## DATASET ENTRIES
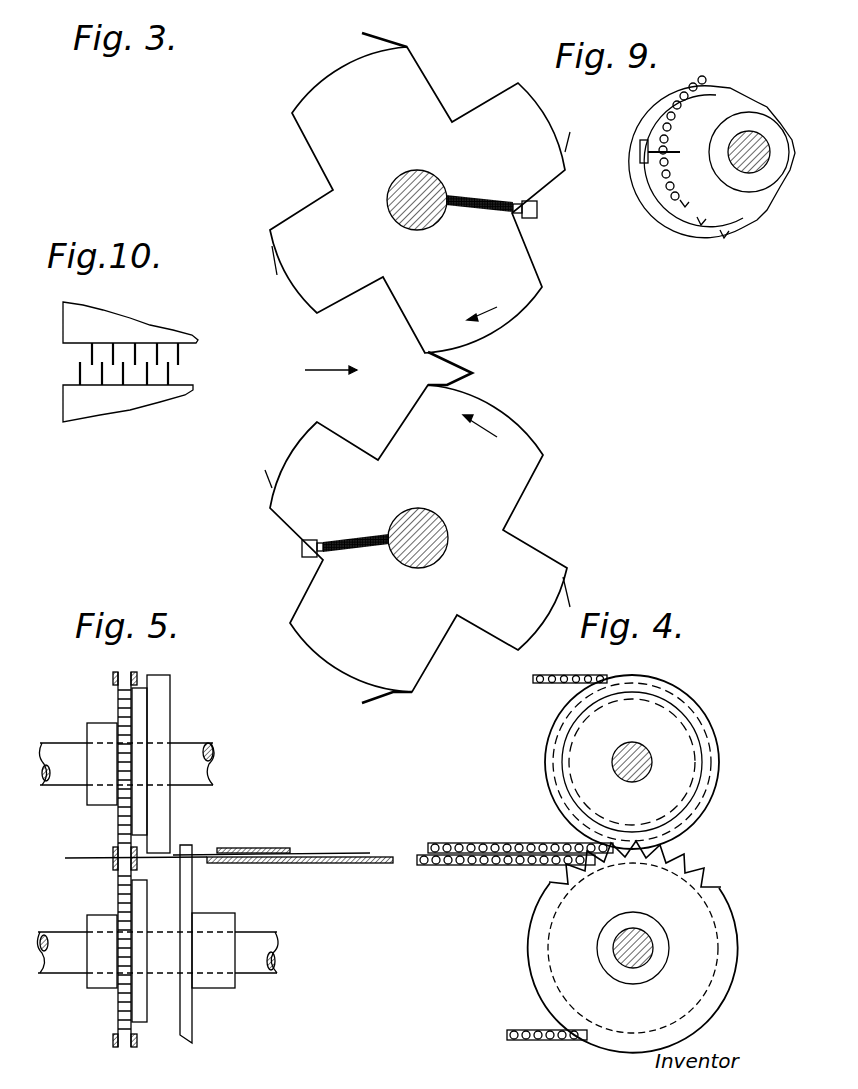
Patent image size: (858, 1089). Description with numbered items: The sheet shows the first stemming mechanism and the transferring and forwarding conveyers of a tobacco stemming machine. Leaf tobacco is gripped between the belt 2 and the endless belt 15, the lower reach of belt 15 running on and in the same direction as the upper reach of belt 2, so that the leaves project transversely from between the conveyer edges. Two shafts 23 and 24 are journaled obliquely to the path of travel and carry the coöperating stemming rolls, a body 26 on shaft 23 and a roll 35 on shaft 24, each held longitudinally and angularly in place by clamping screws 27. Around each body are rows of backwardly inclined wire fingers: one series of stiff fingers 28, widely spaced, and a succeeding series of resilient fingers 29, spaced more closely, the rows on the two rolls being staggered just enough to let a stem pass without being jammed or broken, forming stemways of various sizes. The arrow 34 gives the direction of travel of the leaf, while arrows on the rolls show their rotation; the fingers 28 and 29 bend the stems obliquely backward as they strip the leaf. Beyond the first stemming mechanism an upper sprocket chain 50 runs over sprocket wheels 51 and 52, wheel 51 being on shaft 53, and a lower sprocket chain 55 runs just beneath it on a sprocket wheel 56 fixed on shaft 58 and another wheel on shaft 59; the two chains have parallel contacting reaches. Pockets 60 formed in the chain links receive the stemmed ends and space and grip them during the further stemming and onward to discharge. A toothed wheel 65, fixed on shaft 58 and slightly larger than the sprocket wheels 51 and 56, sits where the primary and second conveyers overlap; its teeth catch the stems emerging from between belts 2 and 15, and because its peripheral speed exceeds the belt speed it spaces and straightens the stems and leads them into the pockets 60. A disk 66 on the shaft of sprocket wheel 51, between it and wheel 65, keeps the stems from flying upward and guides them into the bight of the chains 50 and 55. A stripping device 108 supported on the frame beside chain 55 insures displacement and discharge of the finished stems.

In FIG. 5, the belt 2 is at (303, 865).
In FIG. 5, the endless belt 15 is at (273, 848).
In FIG. 3, the shaft 23 is at (395, 184).
In FIG. 3, the shaft 24 is at (418, 508).
In FIG. 3, the body 26 is at (480, 105).
In FIG. 10, the body 26 is at (158, 332).
In FIG. 3, the clamping screws 27 is at (538, 209).
In FIG. 3, the stiff fingers 28 is at (373, 37).
In FIG. 10, the stiff fingers 28 is at (170, 375).
In FIG. 3, the resilient fingers 29 is at (573, 134).
In FIG. 3, the arrow 34 is at (345, 368).
In FIG. 3, the stemming roll 35 is at (510, 511).
In FIG. 10, the stemming roll 35 is at (153, 396).
In FIG. 5, the upper sprocket chain 50 is at (113, 853).
In FIG. 4, the upper sprocket chain 50 is at (517, 845).
In FIG. 5, the sprocket wheel 51 is at (120, 816).
In FIG. 4, the sprocket wheel 51 is at (543, 773).
In FIG. 9, the sprocket wheel 52 is at (695, 207).
In FIG. 5, the shaft 53 is at (190, 742).
In FIG. 4, the shaft 53 is at (625, 745).
In FIG. 5, the sprocket chain 55 is at (113, 866).
In FIG. 4, the sprocket chain 55 is at (525, 864).
In FIG. 5, the sprocket wheel 56 is at (122, 899).
In FIG. 4, the sprocket wheel 56 is at (543, 942).
In FIG. 5, the shaft 58 is at (253, 940).
In FIG. 4, the shaft 58 is at (633, 928).
In FIG. 9, the shaft 59 is at (755, 170).
In FIG. 5, the pockets 60 is at (163, 713).
In FIG. 4, the pockets 60 is at (478, 866).
In FIG. 5, the toothed wheel 65 is at (193, 894).
In FIG. 4, the toothed wheel 65 is at (698, 867).
In FIG. 4, the disk 66 is at (548, 738).
In FIG. 9, the stripping device 108 is at (653, 163).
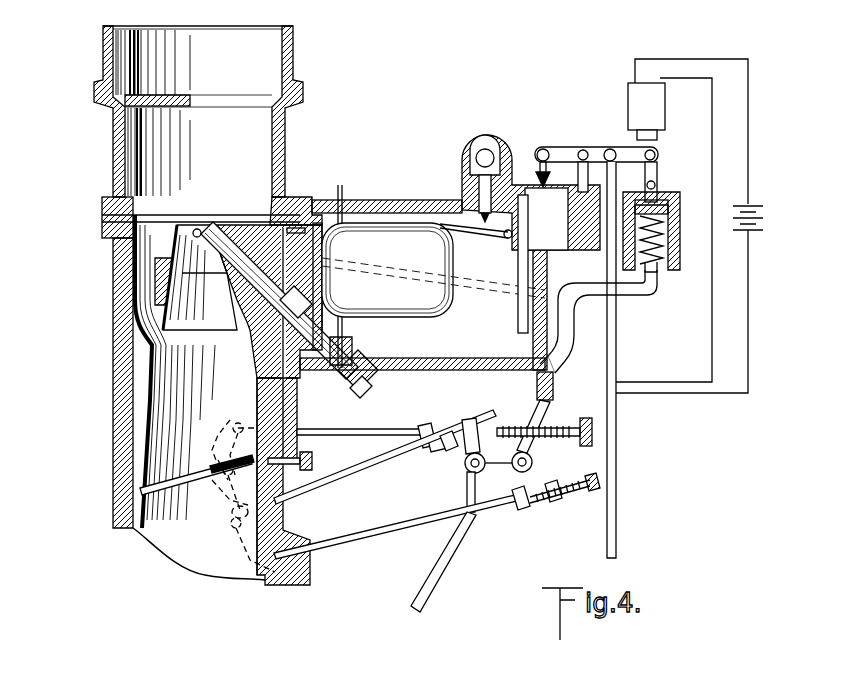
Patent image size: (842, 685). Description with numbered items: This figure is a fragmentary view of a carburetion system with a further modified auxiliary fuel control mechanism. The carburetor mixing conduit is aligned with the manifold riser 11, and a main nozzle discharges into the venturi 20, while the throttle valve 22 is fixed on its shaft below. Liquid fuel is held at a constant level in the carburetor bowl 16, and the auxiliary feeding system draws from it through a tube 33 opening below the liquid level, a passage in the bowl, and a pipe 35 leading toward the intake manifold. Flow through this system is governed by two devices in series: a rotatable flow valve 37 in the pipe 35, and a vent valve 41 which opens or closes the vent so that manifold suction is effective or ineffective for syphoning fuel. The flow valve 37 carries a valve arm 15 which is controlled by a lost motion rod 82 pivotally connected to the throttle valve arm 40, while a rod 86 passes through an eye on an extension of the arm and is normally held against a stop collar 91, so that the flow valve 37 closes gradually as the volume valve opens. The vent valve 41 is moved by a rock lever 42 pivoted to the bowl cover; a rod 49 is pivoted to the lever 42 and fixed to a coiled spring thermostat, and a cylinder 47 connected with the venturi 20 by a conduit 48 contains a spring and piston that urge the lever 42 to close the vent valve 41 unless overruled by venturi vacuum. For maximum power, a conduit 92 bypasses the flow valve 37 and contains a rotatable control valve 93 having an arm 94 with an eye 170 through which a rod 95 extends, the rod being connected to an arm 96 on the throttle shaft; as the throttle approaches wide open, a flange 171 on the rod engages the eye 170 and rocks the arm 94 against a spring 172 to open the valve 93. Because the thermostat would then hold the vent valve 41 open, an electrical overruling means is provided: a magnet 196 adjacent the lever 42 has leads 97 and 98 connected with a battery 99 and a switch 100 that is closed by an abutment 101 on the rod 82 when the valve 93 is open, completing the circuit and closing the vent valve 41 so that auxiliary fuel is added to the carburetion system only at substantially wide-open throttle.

The manifold riser 11 is at (283, 522).
The valve arm 15 is at (535, 447).
The carburetor bowl 16 is at (455, 370).
The venturi 20 is at (205, 228).
The throttle valve 22 is at (240, 446).
The tube 33 is at (521, 326).
The pipe 35 is at (455, 548).
The flow valve 37 is at (532, 465).
The throttle valve arm 40 is at (232, 426).
The vent valve 41 is at (540, 175).
The rock lever 42 is at (596, 145).
The cylinder 47 is at (676, 238).
The conduit 48 is at (598, 288).
The rod 49 is at (617, 452).
The lost motion rod 82 is at (395, 434).
The rod 86 is at (355, 548).
The stop collar 91 is at (522, 512).
The conduit 92 is at (467, 490).
The control valve 93 is at (465, 465).
The arm 94 is at (445, 452).
The rod 95 is at (370, 470).
The arm 96 is at (232, 528).
The lead 97 is at (749, 180).
The lead 98 is at (749, 305).
The battery 99 is at (755, 236).
The switch 100 is at (547, 400).
The abutment 101 is at (586, 446).
The eye 170 is at (470, 418).
The flange 171 is at (428, 424).
The spring 172 is at (430, 446).
The magnet 196 is at (665, 104).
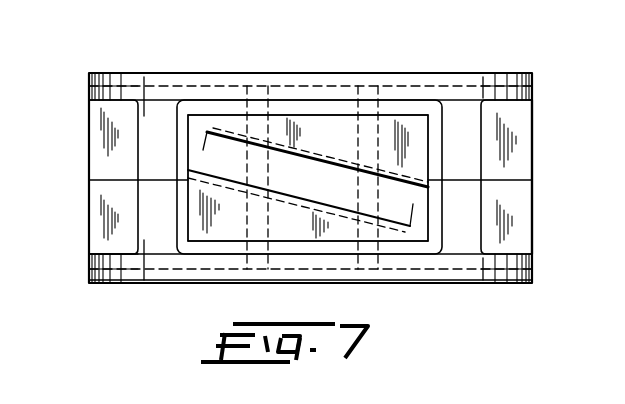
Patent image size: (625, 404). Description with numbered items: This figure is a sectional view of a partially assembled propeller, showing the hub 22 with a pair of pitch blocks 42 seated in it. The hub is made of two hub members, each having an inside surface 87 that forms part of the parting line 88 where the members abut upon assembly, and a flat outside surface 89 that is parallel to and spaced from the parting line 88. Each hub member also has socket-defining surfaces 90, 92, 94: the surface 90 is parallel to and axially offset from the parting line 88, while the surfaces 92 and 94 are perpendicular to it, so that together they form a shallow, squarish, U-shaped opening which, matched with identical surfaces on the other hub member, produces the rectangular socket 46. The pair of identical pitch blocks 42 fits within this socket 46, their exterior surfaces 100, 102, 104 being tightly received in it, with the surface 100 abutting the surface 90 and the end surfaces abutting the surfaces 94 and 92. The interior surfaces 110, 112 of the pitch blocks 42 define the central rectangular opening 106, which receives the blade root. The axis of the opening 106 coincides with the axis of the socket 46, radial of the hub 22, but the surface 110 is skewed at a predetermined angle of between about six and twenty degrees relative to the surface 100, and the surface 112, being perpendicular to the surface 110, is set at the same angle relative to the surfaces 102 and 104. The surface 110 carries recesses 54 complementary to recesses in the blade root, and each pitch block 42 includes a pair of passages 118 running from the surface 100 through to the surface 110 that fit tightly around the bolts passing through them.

The hub 22 is at (131, 71).
The pitch block 42 is at (401, 112).
The rectangular socket 46 is at (278, 240).
The recess 54 is at (310, 152).
The inside surface 87 is at (108, 179).
The parting line 88 is at (532, 181).
The flat outside surface 89 is at (115, 284).
The socket-defining surface 90 is at (308, 125).
The socket-defining surface 92 is at (422, 147).
The socket-defining surface 94 is at (190, 156).
The exterior surface 100 is at (327, 114).
The exterior surface 102 is at (187, 124).
The exterior surface 104 is at (431, 122).
The central rectangular opening 106 is at (282, 173).
The interior surface 110 is at (313, 197).
The interior surface 112 is at (204, 142).
The passage 118 is at (252, 88).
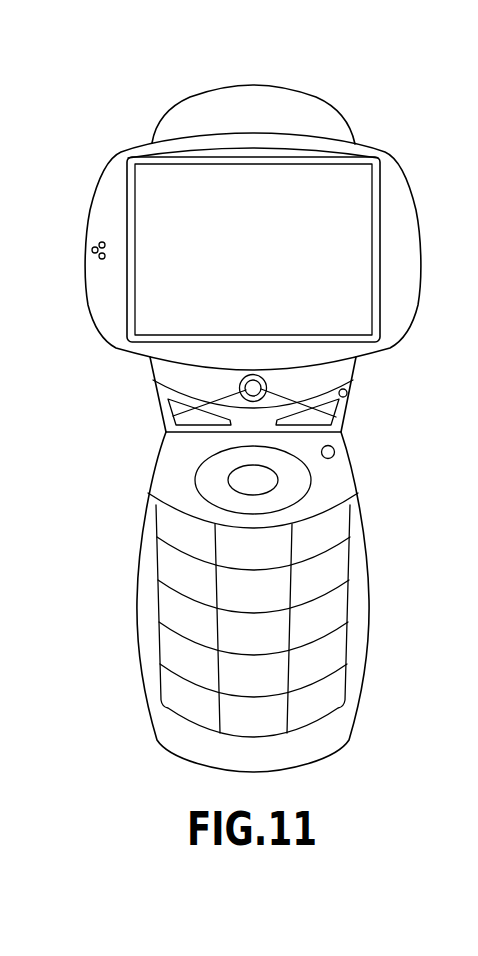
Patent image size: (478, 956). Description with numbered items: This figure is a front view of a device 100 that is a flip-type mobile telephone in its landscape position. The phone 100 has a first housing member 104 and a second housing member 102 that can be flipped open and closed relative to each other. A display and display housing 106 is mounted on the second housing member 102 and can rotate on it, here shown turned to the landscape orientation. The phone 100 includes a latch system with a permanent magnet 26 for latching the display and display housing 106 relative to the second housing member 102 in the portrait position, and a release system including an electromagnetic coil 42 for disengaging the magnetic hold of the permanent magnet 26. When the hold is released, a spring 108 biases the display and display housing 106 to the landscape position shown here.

The device 100 is at (185, 67).
The display and display housing 106 is at (99, 188).
The spring 108 is at (308, 213).
The second housing member 102 is at (353, 377).
The permanent magnet 26 is at (168, 414).
The electromagnetic coil 42 is at (342, 417).
The first housing member 104 is at (369, 598).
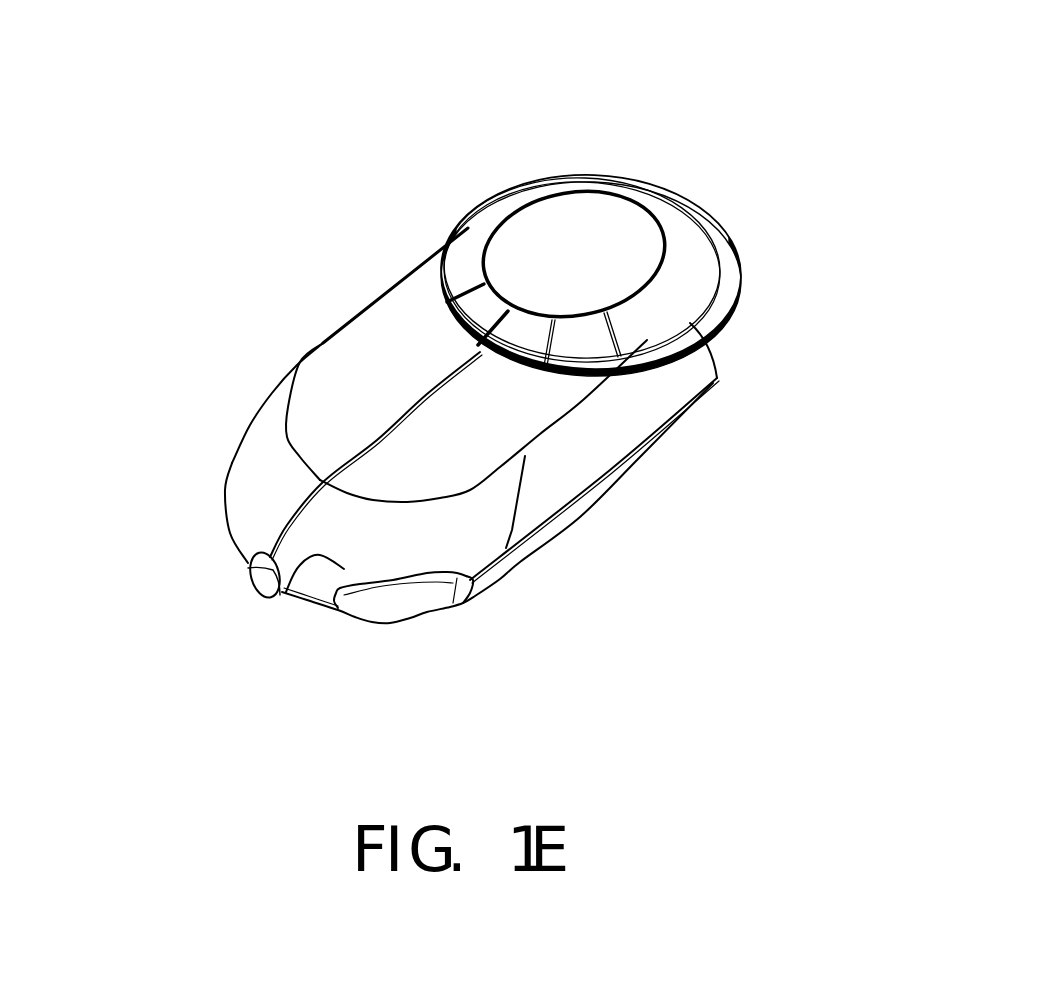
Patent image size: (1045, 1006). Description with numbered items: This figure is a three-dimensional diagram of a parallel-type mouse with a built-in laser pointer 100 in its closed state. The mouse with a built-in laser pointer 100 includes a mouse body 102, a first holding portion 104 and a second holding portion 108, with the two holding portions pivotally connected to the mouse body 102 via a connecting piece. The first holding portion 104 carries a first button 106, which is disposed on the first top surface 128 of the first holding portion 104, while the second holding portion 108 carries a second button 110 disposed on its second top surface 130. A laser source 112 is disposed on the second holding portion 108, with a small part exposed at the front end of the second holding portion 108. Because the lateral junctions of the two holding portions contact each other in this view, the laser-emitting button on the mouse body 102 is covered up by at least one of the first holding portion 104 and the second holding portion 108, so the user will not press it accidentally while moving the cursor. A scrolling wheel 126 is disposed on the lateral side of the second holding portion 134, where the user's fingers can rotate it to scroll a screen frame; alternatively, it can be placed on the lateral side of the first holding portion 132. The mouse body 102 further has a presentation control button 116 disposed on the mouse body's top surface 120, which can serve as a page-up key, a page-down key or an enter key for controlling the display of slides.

The mouse with a built-in laser pointer 100 is at (925, 57).
The mouse body 102 is at (557, 170).
The first holding portion 104 is at (370, 297).
The first button 106 is at (337, 357).
The second holding portion 108 is at (692, 417).
The second button 110 is at (493, 435).
The laser source 112 is at (263, 583).
The presentation control button 116 is at (473, 307).
The mouse body's top surface 120 is at (658, 205).
The scrolling wheel 126 is at (403, 607).
The first top surface 128 is at (250, 493).
The second top surface 130 is at (291, 594).
The lateral side of the first holding portion 132 is at (240, 425).
The lateral side of the second holding portion 134 is at (557, 525).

## EXERCISE TASK
Reproduce the lines in the records from the line with "Patent image size: (478, 956)." to the line with "The electromagnetic coil 42 is at (342, 417).", both included.

## THE SOLUTION
Patent image size: (478, 956). Description with numbered items: This figure is a front view of a device 100 that is a flip-type mobile telephone in its landscape position. The phone 100 has a first housing member 104 and a second housing member 102 that can be flipped open and closed relative to each other. A display and display housing 106 is mounted on the second housing member 102 and can rotate on it, here shown turned to the landscape orientation. The phone 100 includes a latch system with a permanent magnet 26 for latching the display and display housing 106 relative to the second housing member 102 in the portrait position, and a release system including an electromagnetic coil 42 for disengaging the magnetic hold of the permanent magnet 26. When the hold is released, a spring 108 biases the display and display housing 106 to the landscape position shown here.

The device 100 is at (185, 67).
The display and display housing 106 is at (99, 188).
The spring 108 is at (308, 213).
The second housing member 102 is at (353, 377).
The permanent magnet 26 is at (168, 414).
The electromagnetic coil 42 is at (342, 417).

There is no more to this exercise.